Collection entries
Start

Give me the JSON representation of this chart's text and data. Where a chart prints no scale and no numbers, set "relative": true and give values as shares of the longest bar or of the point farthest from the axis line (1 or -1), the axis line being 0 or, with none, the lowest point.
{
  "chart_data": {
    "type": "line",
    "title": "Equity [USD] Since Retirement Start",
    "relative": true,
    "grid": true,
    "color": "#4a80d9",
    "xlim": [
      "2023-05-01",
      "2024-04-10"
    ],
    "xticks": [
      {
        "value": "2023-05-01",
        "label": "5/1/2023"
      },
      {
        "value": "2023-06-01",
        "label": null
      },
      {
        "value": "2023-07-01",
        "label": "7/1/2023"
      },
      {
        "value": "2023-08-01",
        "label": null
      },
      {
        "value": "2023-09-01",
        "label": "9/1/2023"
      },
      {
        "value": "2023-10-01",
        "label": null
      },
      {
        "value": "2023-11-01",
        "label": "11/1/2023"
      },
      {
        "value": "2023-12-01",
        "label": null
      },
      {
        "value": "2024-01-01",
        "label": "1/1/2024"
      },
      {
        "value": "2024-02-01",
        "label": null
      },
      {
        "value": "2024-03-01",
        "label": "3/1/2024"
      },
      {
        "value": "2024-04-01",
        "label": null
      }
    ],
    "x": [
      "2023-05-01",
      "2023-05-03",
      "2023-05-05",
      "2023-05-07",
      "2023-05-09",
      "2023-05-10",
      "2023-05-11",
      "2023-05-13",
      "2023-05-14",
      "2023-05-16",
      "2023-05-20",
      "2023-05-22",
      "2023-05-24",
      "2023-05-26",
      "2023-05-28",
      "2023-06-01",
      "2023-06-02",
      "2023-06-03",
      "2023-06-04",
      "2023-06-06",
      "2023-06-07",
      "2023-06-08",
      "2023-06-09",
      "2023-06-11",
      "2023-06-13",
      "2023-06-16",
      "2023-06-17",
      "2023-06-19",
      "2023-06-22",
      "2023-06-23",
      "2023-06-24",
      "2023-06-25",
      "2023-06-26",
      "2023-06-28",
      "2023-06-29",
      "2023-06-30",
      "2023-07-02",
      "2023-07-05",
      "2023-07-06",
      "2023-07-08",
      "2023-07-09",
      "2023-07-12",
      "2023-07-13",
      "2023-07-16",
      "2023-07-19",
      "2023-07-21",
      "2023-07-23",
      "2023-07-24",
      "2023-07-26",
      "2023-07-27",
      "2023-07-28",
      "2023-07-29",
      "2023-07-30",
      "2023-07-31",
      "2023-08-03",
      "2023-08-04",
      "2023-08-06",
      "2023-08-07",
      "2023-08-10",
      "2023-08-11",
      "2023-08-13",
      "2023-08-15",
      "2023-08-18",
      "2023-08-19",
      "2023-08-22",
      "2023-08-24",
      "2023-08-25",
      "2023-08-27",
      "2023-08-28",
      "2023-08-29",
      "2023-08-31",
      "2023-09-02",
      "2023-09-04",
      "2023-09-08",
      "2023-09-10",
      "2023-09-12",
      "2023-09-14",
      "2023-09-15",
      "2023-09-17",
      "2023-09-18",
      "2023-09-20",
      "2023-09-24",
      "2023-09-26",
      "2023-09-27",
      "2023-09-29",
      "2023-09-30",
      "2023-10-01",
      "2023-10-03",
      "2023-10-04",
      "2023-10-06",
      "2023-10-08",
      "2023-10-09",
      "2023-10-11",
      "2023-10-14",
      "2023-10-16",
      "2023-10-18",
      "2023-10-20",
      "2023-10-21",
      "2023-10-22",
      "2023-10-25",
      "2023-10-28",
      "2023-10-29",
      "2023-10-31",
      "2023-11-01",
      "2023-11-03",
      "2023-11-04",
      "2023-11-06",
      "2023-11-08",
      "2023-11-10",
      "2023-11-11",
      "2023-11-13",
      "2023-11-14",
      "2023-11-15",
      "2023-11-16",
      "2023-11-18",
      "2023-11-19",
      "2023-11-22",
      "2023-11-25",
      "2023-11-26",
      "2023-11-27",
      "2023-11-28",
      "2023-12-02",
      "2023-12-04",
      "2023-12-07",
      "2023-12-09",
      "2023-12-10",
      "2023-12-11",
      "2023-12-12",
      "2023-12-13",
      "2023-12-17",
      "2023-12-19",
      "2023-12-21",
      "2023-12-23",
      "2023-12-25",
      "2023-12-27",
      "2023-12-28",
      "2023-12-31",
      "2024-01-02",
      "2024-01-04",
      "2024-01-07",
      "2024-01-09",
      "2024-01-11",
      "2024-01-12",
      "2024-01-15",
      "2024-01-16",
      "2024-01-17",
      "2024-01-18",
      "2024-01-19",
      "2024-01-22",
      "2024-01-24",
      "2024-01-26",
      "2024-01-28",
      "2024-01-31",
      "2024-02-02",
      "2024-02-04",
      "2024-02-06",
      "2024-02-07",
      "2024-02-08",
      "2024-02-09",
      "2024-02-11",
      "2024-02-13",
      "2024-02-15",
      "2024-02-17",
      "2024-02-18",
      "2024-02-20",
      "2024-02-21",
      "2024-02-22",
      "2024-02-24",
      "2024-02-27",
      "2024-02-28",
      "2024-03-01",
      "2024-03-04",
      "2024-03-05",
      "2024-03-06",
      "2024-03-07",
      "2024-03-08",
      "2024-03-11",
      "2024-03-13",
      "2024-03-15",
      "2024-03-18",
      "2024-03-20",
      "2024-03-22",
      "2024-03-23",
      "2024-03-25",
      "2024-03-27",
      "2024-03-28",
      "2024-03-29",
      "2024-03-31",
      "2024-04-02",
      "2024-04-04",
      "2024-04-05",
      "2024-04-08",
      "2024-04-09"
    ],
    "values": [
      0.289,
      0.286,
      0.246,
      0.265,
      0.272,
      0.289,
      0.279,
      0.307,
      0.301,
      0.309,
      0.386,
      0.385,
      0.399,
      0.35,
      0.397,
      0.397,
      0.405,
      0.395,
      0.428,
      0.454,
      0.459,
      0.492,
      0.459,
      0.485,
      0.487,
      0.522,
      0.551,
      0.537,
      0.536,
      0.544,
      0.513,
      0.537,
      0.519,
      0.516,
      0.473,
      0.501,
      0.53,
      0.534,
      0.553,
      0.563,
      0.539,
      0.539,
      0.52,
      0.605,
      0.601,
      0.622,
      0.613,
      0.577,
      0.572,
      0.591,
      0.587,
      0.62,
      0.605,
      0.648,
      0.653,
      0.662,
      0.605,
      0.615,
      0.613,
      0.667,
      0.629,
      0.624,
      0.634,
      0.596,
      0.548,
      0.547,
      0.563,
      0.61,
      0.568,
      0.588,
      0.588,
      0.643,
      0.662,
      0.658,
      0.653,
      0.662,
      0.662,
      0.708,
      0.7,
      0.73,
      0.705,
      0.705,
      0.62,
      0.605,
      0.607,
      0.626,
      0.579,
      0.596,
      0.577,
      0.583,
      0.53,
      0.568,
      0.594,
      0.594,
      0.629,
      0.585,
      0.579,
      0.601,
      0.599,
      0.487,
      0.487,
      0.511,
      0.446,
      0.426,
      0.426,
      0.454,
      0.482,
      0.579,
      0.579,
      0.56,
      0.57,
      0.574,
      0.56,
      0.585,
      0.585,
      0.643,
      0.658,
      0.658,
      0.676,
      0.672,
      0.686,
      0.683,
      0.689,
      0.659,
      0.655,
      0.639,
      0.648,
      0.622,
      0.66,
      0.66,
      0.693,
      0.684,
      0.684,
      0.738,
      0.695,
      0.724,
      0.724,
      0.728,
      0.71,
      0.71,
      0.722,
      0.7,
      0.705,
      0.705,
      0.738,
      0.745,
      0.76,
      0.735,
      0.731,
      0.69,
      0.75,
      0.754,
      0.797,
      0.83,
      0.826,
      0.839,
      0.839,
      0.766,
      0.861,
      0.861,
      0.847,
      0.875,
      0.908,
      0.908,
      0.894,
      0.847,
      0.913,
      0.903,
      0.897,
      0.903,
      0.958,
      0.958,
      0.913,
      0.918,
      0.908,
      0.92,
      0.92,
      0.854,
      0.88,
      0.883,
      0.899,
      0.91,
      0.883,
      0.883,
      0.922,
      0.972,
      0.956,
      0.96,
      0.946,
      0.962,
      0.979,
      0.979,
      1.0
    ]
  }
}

End

TASK BRIEF: Which lines hold the string "values"? List them all.

EXPECTED ANSWER:
Give me the JSON representation of this chart's text and data. Where a chart prints no scale and no numbers, set "relative": true and give values as shares of the longest bar or of the point farthest from the axis line (1 or -1), the axis line being 0 or, with none, the lowest point.
    "values": [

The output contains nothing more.